→ **Data shown**
******************************

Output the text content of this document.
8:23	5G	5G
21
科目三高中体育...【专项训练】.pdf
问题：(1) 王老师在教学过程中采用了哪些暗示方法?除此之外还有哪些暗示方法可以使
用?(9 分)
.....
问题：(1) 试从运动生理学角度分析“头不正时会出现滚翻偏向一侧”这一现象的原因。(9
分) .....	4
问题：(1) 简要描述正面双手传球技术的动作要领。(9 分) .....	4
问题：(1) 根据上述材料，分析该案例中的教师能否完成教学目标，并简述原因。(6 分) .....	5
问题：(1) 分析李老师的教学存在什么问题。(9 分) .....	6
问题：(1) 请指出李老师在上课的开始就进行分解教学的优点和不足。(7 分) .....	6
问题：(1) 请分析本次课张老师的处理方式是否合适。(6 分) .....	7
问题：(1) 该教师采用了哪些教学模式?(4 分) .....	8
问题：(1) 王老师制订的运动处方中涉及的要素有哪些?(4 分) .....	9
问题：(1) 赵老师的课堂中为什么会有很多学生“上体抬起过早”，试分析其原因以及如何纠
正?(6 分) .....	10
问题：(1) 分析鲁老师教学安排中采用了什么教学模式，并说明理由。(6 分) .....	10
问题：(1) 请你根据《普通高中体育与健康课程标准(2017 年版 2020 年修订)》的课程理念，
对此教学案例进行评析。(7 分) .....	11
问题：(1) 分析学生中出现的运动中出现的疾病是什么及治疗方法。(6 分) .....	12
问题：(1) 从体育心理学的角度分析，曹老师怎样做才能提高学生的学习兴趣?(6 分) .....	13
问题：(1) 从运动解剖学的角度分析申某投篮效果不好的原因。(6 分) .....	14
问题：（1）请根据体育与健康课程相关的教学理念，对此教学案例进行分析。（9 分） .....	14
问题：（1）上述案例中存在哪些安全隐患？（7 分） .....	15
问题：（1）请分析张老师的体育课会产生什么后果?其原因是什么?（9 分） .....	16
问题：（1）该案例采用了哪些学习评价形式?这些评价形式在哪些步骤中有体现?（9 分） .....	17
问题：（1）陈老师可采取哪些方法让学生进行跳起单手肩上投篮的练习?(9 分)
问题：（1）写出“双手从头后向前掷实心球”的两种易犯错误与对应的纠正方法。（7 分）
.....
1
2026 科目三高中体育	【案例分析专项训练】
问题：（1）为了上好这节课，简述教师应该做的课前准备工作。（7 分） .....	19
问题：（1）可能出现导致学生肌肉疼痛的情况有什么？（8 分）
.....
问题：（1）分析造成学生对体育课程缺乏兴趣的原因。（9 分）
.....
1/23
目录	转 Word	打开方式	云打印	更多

******************************

→ **Goal**
Output the listing above word for word.

→ **Task answer**
Output the text content of this document.
8:23	5G	5G
21
科目三高中体育...【专项训练】.pdf
问题：(1) 王老师在教学过程中采用了哪些暗示方法?除此之外还有哪些暗示方法可以使
用?(9 分)
.....
问题：(1) 试从运动生理学角度分析“头不正时会出现滚翻偏向一侧”这一现象的原因。(9
分) .....	4
问题：(1) 简要描述正面双手传球技术的动作要领。(9 分) .....	4
问题：(1) 根据上述材料，分析该案例中的教师能否完成教学目标，并简述原因。(6 分) .....	5
问题：(1) 分析李老师的教学存在什么问题。(9 分) .....	6
问题：(1) 请指出李老师在上课的开始就进行分解教学的优点和不足。(7 分) .....	6
问题：(1) 请分析本次课张老师的处理方式是否合适。(6 分) .....	7
问题：(1) 该教师采用了哪些教学模式?(4 分) .....	8
问题：(1) 王老师制订的运动处方中涉及的要素有哪些?(4 分) .....	9
问题：(1) 赵老师的课堂中为什么会有很多学生“上体抬起过早”，试分析其原因以及如何纠
正?(6 分) .....	10
问题：(1) 分析鲁老师教学安排中采用了什么教学模式，并说明理由。(6 分) .....	10
问题：(1) 请你根据《普通高中体育与健康课程标准(2017 年版 2020 年修订)》的课程理念，
对此教学案例进行评析。(7 分) .....	11
问题：(1) 分析学生中出现的运动中出现的疾病是什么及治疗方法。(6 分) .....	12
问题：(1) 从体育心理学的角度分析，曹老师怎样做才能提高学生的学习兴趣?(6 分) .....	13
问题：(1) 从运动解剖学的角度分析申某投篮效果不好的原因。(6 分) .....	14
问题：（1）请根据体育与健康课程相关的教学理念，对此教学案例进行分析。（9 分） .....	14
问题：（1）上述案例中存在哪些安全隐患？（7 分） .....	15
问题：（1）请分析张老师的体育课会产生什么后果?其原因是什么?（9 分） .....	16
问题：（1）该案例采用了哪些学习评价形式?这些评价形式在哪些步骤中有体现?（9 分） .....	17
问题：（1）陈老师可采取哪些方法让学生进行跳起单手肩上投篮的练习?(9 分)
问题：（1）写出“双手从头后向前掷实心球”的两种易犯错误与对应的纠正方法。（7 分）
.....
1
2026 科目三高中体育	【案例分析专项训练】
问题：（1）为了上好这节课，简述教师应该做的课前准备工作。（7 分） .....	19
问题：（1）可能出现导致学生肌肉疼痛的情况有什么？（8 分）
.....
问题：（1）分析造成学生对体育课程缺乏兴趣的原因。（9 分）
.....
1/23
目录	转 Word	打开方式	云打印	更多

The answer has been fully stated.